#### What is needed:
Sort through the entries below and pull out lines containing the word "none".

#### Available records:
******************************
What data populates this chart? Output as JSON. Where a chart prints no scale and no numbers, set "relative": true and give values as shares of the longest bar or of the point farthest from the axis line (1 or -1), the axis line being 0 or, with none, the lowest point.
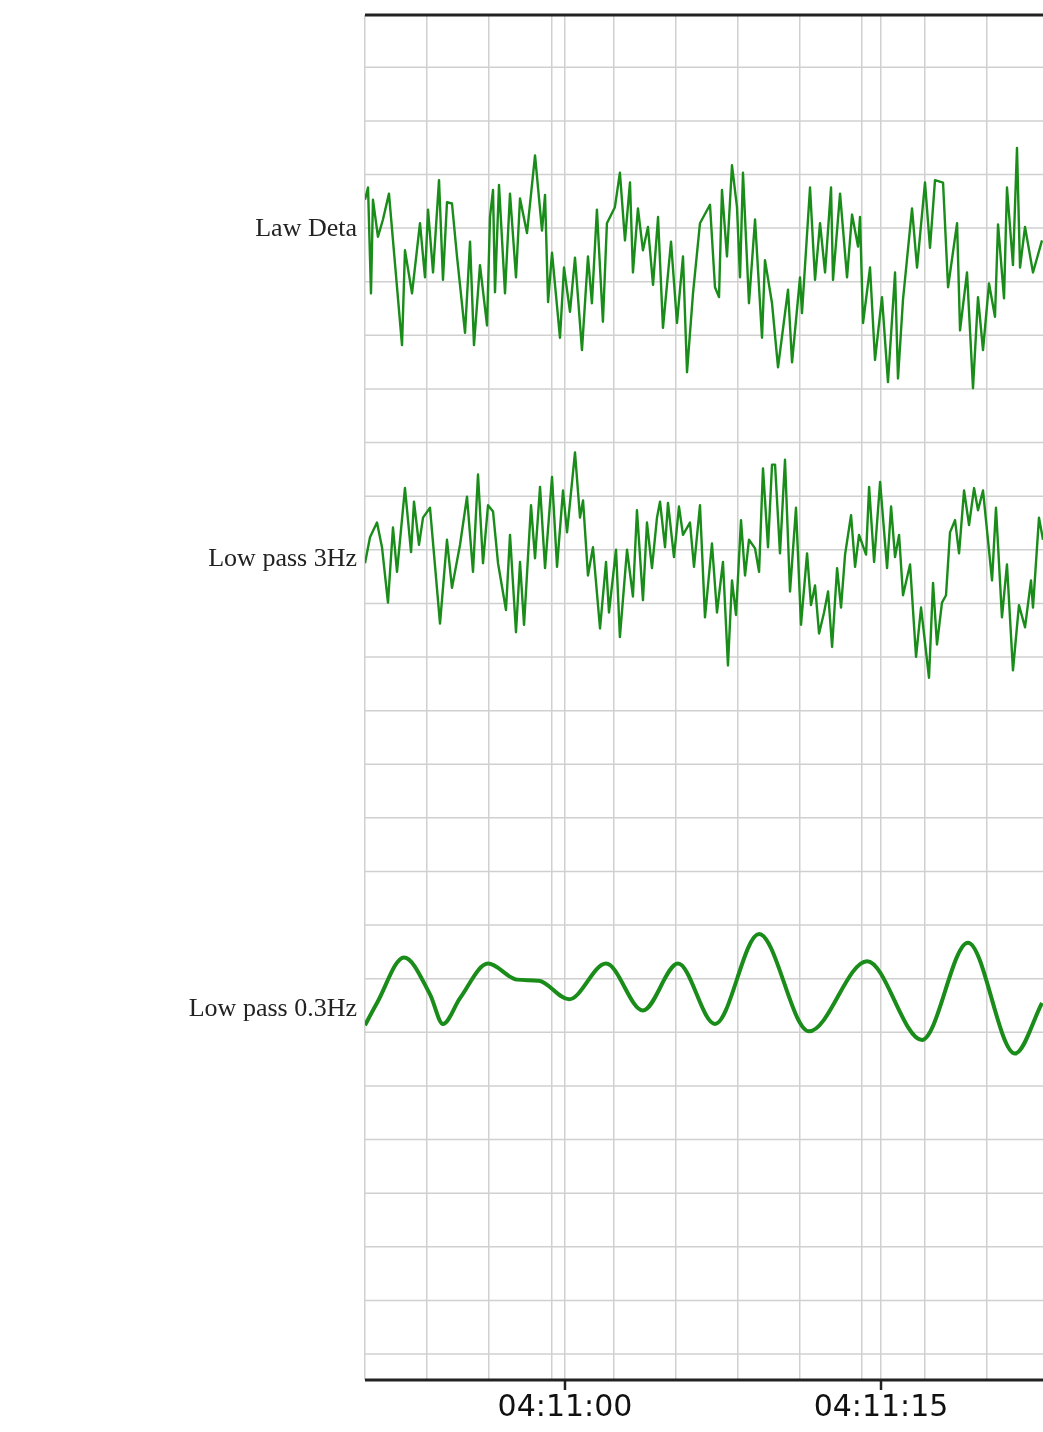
{
  "chart_data": {
    "type": "line",
    "relative": true,
    "grid": true,
    "marker": "none",
    "line_style": "solid",
    "xlim": [
      4.180696,
      4.189636
    ],
    "xticks": [
      {
        "value": 4.180696,
        "label": null
      },
      {
        "value": 4.181514,
        "label": null
      },
      {
        "value": 4.182331,
        "label": null
      },
      {
        "value": 4.183162,
        "label": null
      },
      {
        "value": 4.183333,
        "label": "04:11:00"
      },
      {
        "value": 4.183979,
        "label": null
      },
      {
        "value": 4.184797,
        "label": null
      },
      {
        "value": 4.185614,
        "label": null
      },
      {
        "value": 4.186432,
        "label": null
      },
      {
        "value": 4.18725,
        "label": null
      },
      {
        "value": 4.1875,
        "label": "04:11:15"
      },
      {
        "value": 4.18808,
        "label": null
      },
      {
        "value": 4.188898,
        "label": null
      }
    ],
    "series": [
      {
        "name": "Law Deta",
        "color": "#1a8c1a",
        "x": [
          4.180696,
          4.180736,
          4.180775,
          4.180801,
          4.180867,
          4.180933,
          4.181012,
          4.181065,
          4.181184,
          4.181223,
          4.181316,
          4.181421,
          4.181487,
          4.181527,
          4.181593,
          4.181672,
          4.181724,
          4.181777,
          4.181843,
          4.181909,
          4.182015,
          4.182081,
          4.182133,
          4.182212,
          4.182305,
          4.182344,
          4.182384,
          4.18241,
          4.182463,
          4.182542,
          4.182608,
          4.182687,
          4.18274,
          4.182832,
          4.182938,
          4.18303,
          4.18307,
          4.18311,
          4.183162,
          4.183267,
          4.18332,
          4.183399,
          4.183465,
          4.183557,
          4.183636,
          4.183688,
          4.183754,
          4.183833,
          4.183886,
          4.183991,
          4.184057,
          4.184124,
          4.18419,
          4.184229,
          4.184295,
          4.184361,
          4.184427,
          4.184494,
          4.18456,
          4.184625,
          4.184731,
          4.18481,
          4.184889,
          4.184942,
          4.185021,
          4.185113,
          4.185245,
          4.185311,
          4.185364,
          4.185403,
          4.185469,
          4.185535,
          4.185601,
          4.185641,
          4.18568,
          4.185759,
          4.185839,
          4.185931,
          4.18597,
          4.186063,
          4.186142,
          4.186274,
          4.186327,
          4.186432,
          4.186458,
          4.186564,
          4.18663,
          4.186696,
          4.186762,
          4.186841,
          4.186867,
          4.18696,
          4.187052,
          4.187118,
          4.187197,
          4.187223,
          4.187263,
          4.187355,
          4.187421,
          4.187513,
          4.187592,
          4.187685,
          4.187724,
          4.18779,
          4.187909,
          4.187975,
          4.18808,
          4.188146,
          4.188212,
          4.188318,
          4.188384,
          4.188503,
          4.188542,
          4.188634,
          4.188713,
          4.188779,
          4.188845,
          4.188924,
          4.189003,
          4.189043,
          4.189122,
          4.189161,
          4.18924,
          4.189293,
          4.189333,
          4.189399,
          4.189504,
          4.189623
        ],
        "values": [
          0.958,
          0.968,
          0.882,
          0.958,
          0.928,
          0.942,
          0.963,
          0.925,
          0.84,
          0.917,
          0.882,
          0.939,
          0.895,
          0.95,
          0.899,
          0.974,
          0.893,
          0.956,
          0.955,
          0.912,
          0.85,
          0.924,
          0.84,
          0.905,
          0.856,
          0.944,
          0.966,
          0.883,
          0.97,
          0.882,
          0.963,
          0.895,
          0.959,
          0.931,
          0.994,
          0.933,
          0.962,
          0.875,
          0.915,
          0.846,
          0.903,
          0.867,
          0.911,
          0.836,
          0.912,
          0.874,
          0.95,
          0.859,
          0.939,
          0.952,
          0.98,
          0.925,
          0.972,
          0.899,
          0.951,
          0.917,
          0.936,
          0.889,
          0.944,
          0.854,
          0.924,
          0.858,
          0.912,
          0.818,
          0.882,
          0.939,
          0.954,
          0.887,
          0.879,
          0.966,
          0.912,
          0.986,
          0.952,
          0.895,
          0.98,
          0.874,
          0.942,
          0.846,
          0.909,
          0.874,
          0.822,
          0.885,
          0.826,
          0.895,
          0.866,
          0.968,
          0.893,
          0.939,
          0.899,
          0.968,
          0.893,
          0.963,
          0.895,
          0.946,
          0.92,
          0.944,
          0.858,
          0.903,
          0.828,
          0.879,
          0.81,
          0.899,
          0.813,
          0.877,
          0.951,
          0.903,
          0.972,
          0.919,
          0.974,
          0.972,
          0.887,
          0.939,
          0.852,
          0.899,
          0.805,
          0.879,
          0.836,
          0.89,
          0.863,
          0.938,
          0.878,
          0.968,
          0.905,
          1.0,
          0.903,
          0.936,
          0.899,
          0.925
        ]
      },
      {
        "name": "Low pass 3Hz",
        "color": "#1a8c1a",
        "x": [
          4.180696,
          4.180762,
          4.180854,
          4.18092,
          4.180999,
          4.181065,
          4.181118,
          4.181223,
          4.181303,
          4.181342,
          4.181408,
          4.181461,
          4.181553,
          4.181685,
          4.181777,
          4.181843,
          4.181949,
          4.182041,
          4.18212,
          4.182186,
          4.182252,
          4.182318,
          4.182384,
          4.18245,
          4.182555,
          4.182608,
          4.182687,
          4.18274,
          4.182793,
          4.182885,
          4.182938,
          4.183004,
          4.18307,
          4.183162,
          4.183228,
          4.183307,
          4.18336,
          4.183465,
          4.183531,
          4.183571,
          4.183636,
          4.183702,
          4.183795,
          4.183874,
          4.183913,
          4.184006,
          4.184057,
          4.184151,
          4.184229,
          4.184282,
          4.184361,
          4.184414,
          4.18448,
          4.184546,
          4.184586,
          4.184652,
          4.184691,
          4.18477,
          4.184836,
          4.184889,
          4.184981,
          4.185034,
          4.185113,
          4.185179,
          4.185271,
          4.185337,
          4.185416,
          4.185482,
          4.185535,
          4.185588,
          4.185654,
          4.185707,
          4.185759,
          4.185839,
          4.185892,
          4.185944,
          4.18601,
          4.186063,
          4.186103,
          4.186168,
          4.186234,
          4.1863,
          4.186379,
          4.186445,
          4.186525,
          4.186577,
          4.18663,
          4.186683,
          4.186749,
          4.186802,
          4.186855,
          4.186921,
          4.186973,
          4.187026,
          4.187105,
          4.187158,
          4.18721,
          4.187303,
          4.187343,
          4.187409,
          4.187488,
          4.18758,
          4.187633,
          4.187685,
          4.187738,
          4.18779,
          4.187883,
          4.187962,
          4.188028,
          4.188133,
          4.188186,
          4.188238,
          4.188304,
          4.188357,
          4.18841,
          4.188476,
          4.188529,
          4.188595,
          4.188661,
          4.188727,
          4.188779,
          4.188845,
          4.188964,
          4.189016,
          4.189095,
          4.189161,
          4.18924,
          4.189319,
          4.189399,
          4.189478,
          4.189504,
          4.189583,
          4.189636
        ],
        "values": [
          0.663,
          0.684,
          0.696,
          0.676,
          0.631,
          0.692,
          0.656,
          0.724,
          0.672,
          0.713,
          0.678,
          0.7,
          0.708,
          0.614,
          0.682,
          0.643,
          0.678,
          0.717,
          0.656,
          0.735,
          0.663,
          0.71,
          0.705,
          0.663,
          0.625,
          0.686,
          0.607,
          0.664,
          0.613,
          0.71,
          0.667,
          0.725,
          0.659,
          0.733,
          0.66,
          0.722,
          0.688,
          0.753,
          0.7,
          0.714,
          0.653,
          0.676,
          0.61,
          0.664,
          0.623,
          0.674,
          0.603,
          0.674,
          0.636,
          0.706,
          0.633,
          0.696,
          0.659,
          0.7,
          0.713,
          0.676,
          0.712,
          0.668,
          0.709,
          0.686,
          0.696,
          0.66,
          0.71,
          0.619,
          0.679,
          0.623,
          0.664,
          0.58,
          0.649,
          0.621,
          0.698,
          0.653,
          0.682,
          0.675,
          0.656,
          0.74,
          0.676,
          0.743,
          0.743,
          0.671,
          0.747,
          0.64,
          0.708,
          0.613,
          0.671,
          0.629,
          0.645,
          0.606,
          0.623,
          0.64,
          0.595,
          0.659,
          0.627,
          0.67,
          0.702,
          0.66,
          0.686,
          0.67,
          0.725,
          0.664,
          0.729,
          0.659,
          0.709,
          0.668,
          0.686,
          0.637,
          0.662,
          0.587,
          0.627,
          0.57,
          0.647,
          0.597,
          0.631,
          0.637,
          0.688,
          0.698,
          0.671,
          0.722,
          0.694,
          0.724,
          0.706,
          0.722,
          0.649,
          0.708,
          0.619,
          0.662,
          0.576,
          0.629,
          0.611,
          0.649,
          0.627,
          0.7,
          0.682
        ]
      },
      {
        "name": "Low pass 0.3Hz",
        "color": "#1a8c1a",
        "x": [
          4.180696,
          4.180854,
          4.18121,
          4.181553,
          4.181724,
          4.181949,
          4.182318,
          4.1827,
          4.18299,
          4.183386,
          4.183874,
          4.184361,
          4.184823,
          4.185311,
          4.185892,
          4.186551,
          4.187316,
          4.188041,
          4.188647,
          4.189267,
          4.189623
        ],
        "values": [
          0.288,
          0.306,
          0.343,
          0.313,
          0.289,
          0.31,
          0.338,
          0.325,
          0.324,
          0.309,
          0.338,
          0.3,
          0.338,
          0.289,
          0.362,
          0.283,
          0.34,
          0.276,
          0.355,
          0.265,
          0.306
        ]
      }
    ]
  }
}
******************************
#### Written solution:
What data populates this chart? Output as JSON. Where a chart prints no scale and no numbers, set "relative": true and give values as shares of the longest bar or of the point farthest from the axis line (1 or -1), the axis line being 0 or, with none, the lowest point.
    "marker": "none",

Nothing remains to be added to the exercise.